--- Begin SUPPLIED MATERIAL ---

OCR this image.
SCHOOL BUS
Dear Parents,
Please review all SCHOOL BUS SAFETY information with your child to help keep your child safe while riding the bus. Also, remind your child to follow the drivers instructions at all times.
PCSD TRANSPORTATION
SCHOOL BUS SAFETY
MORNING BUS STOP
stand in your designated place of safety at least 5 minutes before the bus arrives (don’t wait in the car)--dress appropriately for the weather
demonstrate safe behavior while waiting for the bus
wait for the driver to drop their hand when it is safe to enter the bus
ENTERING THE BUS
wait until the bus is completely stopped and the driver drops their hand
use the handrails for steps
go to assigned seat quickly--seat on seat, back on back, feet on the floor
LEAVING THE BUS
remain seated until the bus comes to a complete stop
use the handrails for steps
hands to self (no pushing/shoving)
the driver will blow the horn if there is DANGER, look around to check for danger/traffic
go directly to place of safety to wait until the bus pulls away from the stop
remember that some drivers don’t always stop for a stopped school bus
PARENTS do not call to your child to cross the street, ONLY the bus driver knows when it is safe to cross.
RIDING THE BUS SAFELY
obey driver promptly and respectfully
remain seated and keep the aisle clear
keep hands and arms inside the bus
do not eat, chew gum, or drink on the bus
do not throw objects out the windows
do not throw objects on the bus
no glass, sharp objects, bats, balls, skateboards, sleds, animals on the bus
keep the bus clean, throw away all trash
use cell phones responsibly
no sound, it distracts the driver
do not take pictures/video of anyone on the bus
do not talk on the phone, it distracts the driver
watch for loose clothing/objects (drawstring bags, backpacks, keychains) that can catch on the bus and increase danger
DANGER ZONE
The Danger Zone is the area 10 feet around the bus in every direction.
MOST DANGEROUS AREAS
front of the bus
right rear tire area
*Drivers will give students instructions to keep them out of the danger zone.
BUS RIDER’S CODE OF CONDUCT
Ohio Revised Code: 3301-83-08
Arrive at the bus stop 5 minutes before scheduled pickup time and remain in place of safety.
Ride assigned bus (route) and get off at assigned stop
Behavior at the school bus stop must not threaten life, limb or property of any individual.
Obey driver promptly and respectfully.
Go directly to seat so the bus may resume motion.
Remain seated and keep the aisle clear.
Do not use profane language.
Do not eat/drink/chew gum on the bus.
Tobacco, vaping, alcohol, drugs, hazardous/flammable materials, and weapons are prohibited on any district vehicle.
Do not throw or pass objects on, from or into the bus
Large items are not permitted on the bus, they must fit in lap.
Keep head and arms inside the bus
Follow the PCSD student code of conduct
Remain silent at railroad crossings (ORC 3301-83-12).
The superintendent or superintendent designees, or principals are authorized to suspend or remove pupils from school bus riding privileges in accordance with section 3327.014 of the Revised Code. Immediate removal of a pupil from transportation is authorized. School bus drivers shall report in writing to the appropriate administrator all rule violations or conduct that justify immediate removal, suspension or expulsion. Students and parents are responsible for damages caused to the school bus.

--- End SUPPLIED MATERIAL ---

CHALLENGE. In the records, locate each line holding the string "distracts" and copy it.

PROBLEM SOLUTION.
no sound, it distracts the driver
do not talk on the phone, it distracts the driver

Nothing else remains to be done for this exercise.